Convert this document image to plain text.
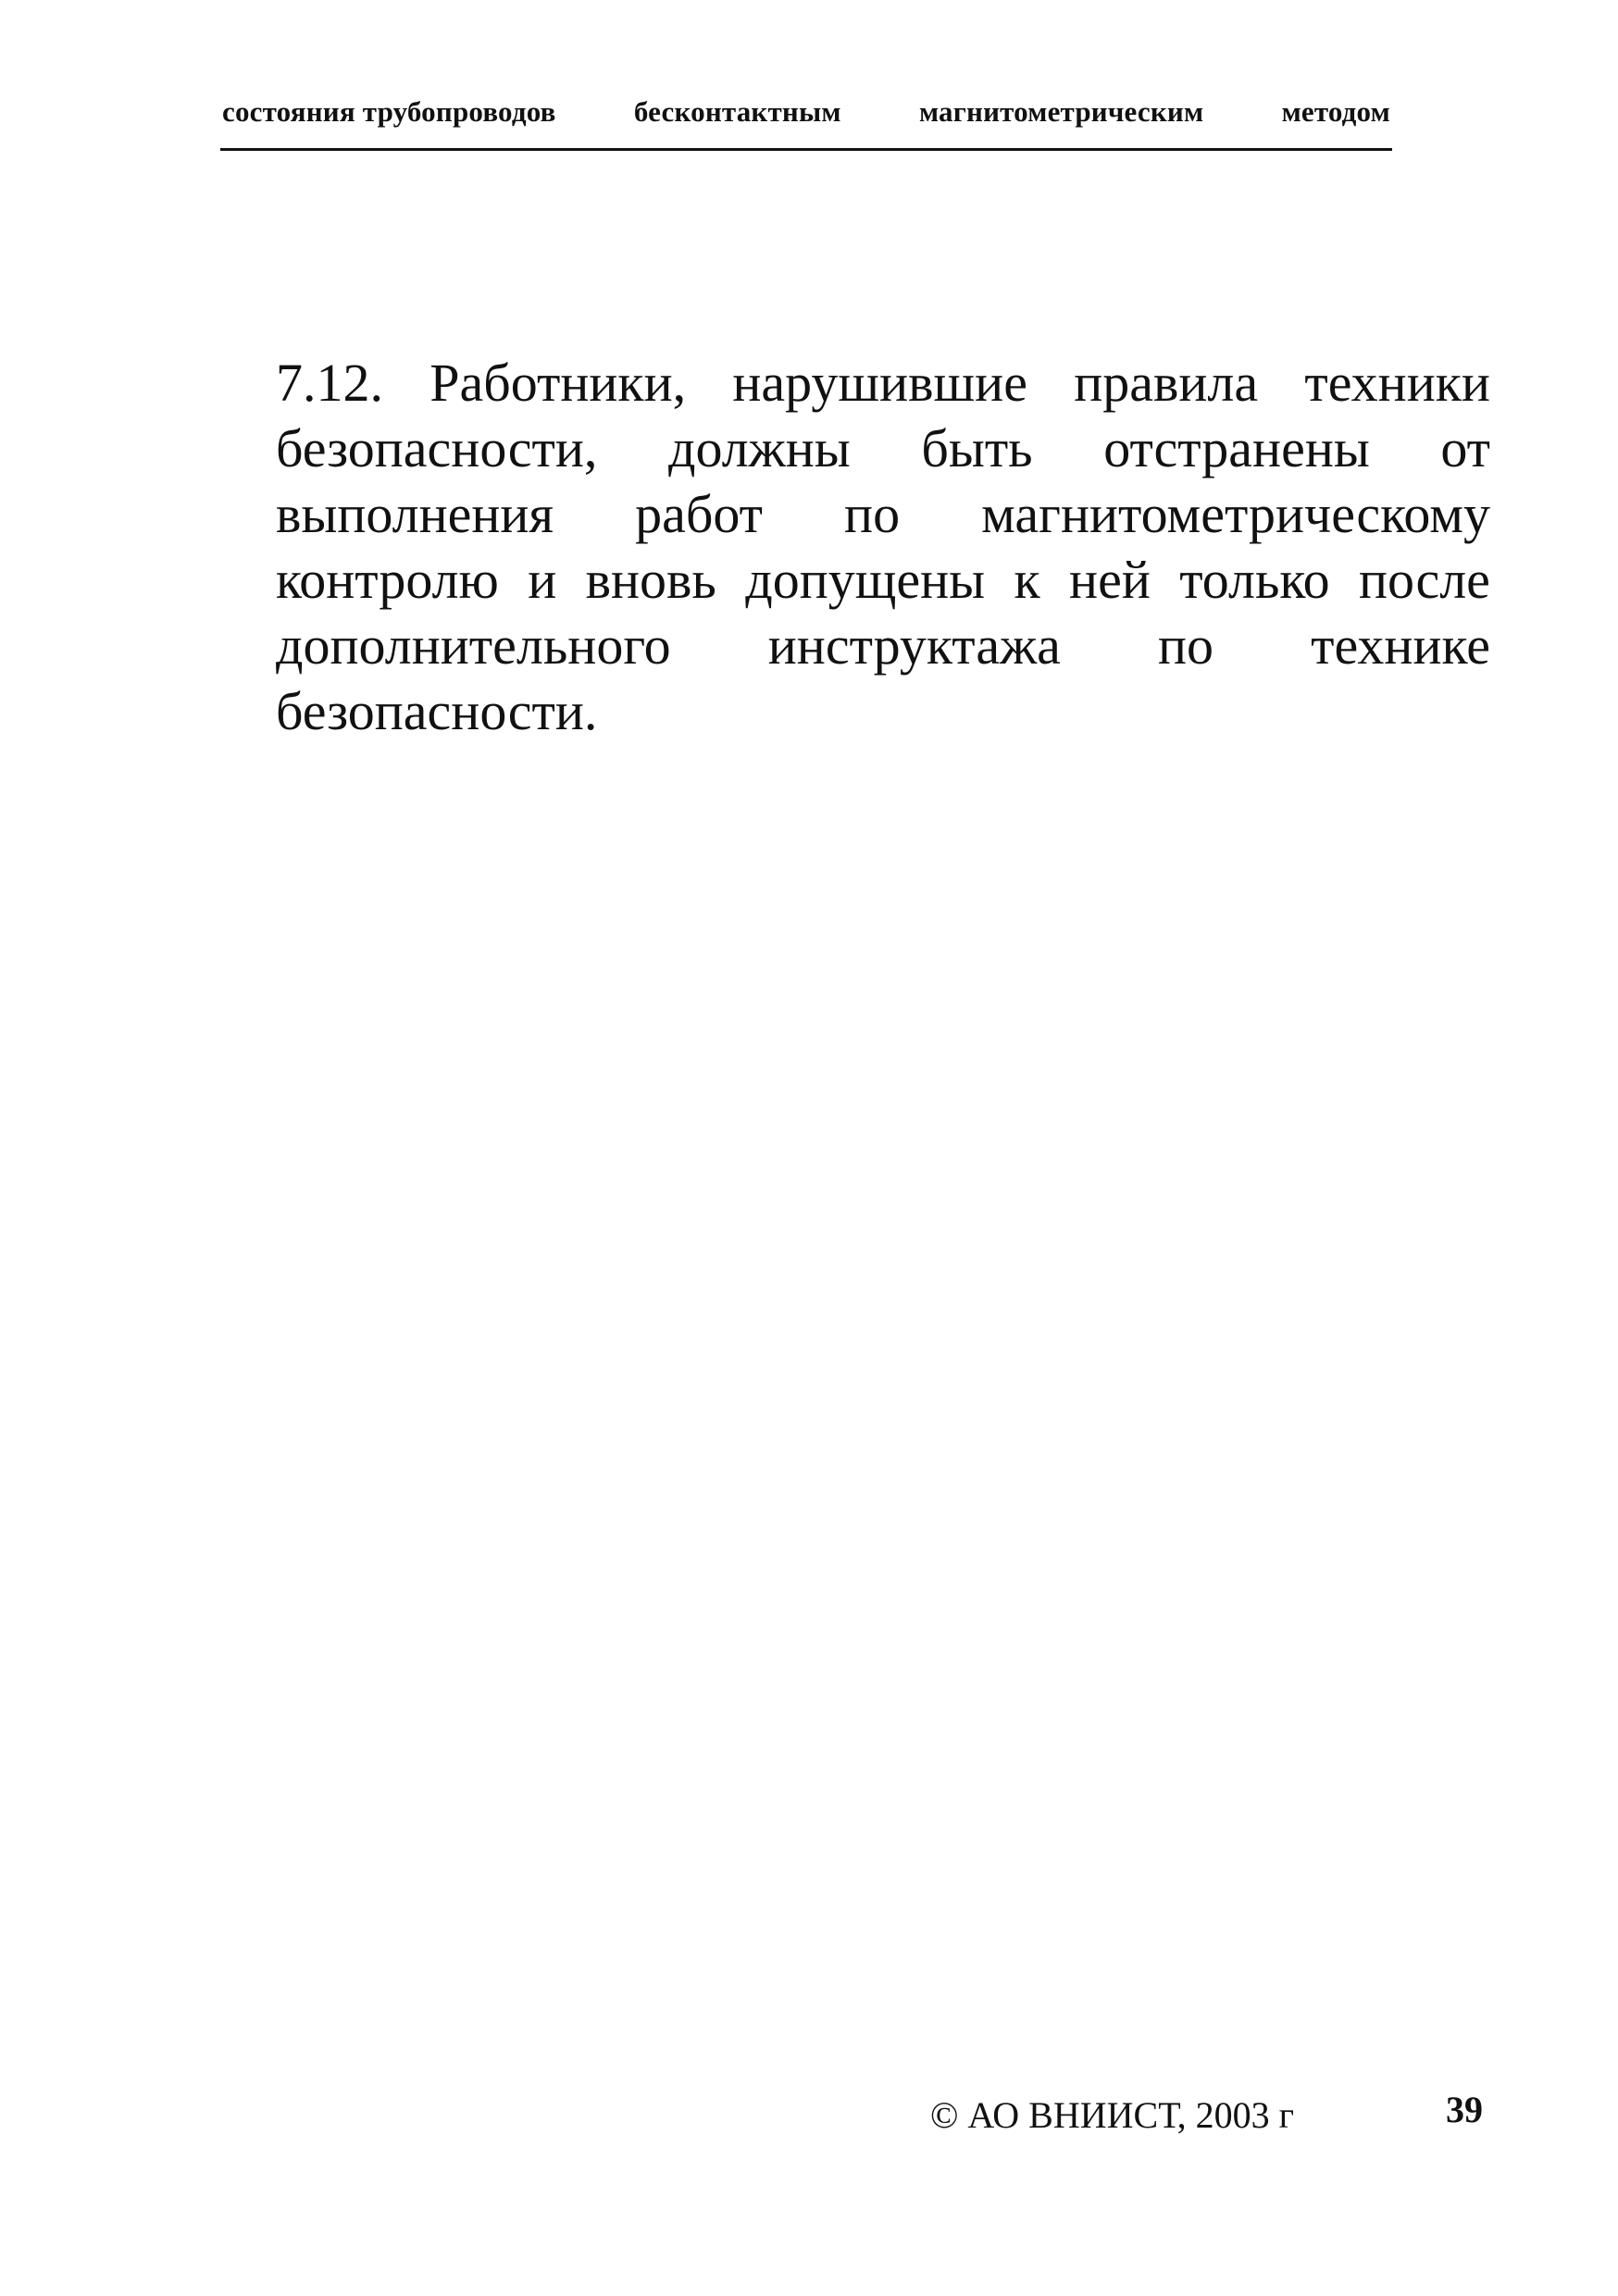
состояния трубопроводов	бесконтактным	магнитометрическим	методом
7.12. Работники, нарушившие правила техники
безопасности, должны быть отстранены от
выполнения работ по магнитометрическому
контролю и вновь допущены к ней только после
дополнительного инструктажа по технике
безопасности.
© АО ВНИИСТ, 2003 г	39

☆ ☆ ☆ ☆

Aim: The listing above must be printed again exactly, minus its pictures.

Reply to the exercise:
Convert this document image to plain text.
состояния трубопроводов	бесконтактным	магнитометрическим	методом
7.12. Работники, нарушившие правила техники
безопасности, должны быть отстранены от
выполнения работ по магнитометрическому
контролю и вновь допущены к ней только после
дополнительного инструктажа по технике
безопасности.
© АО ВНИИСТ, 2003 г	39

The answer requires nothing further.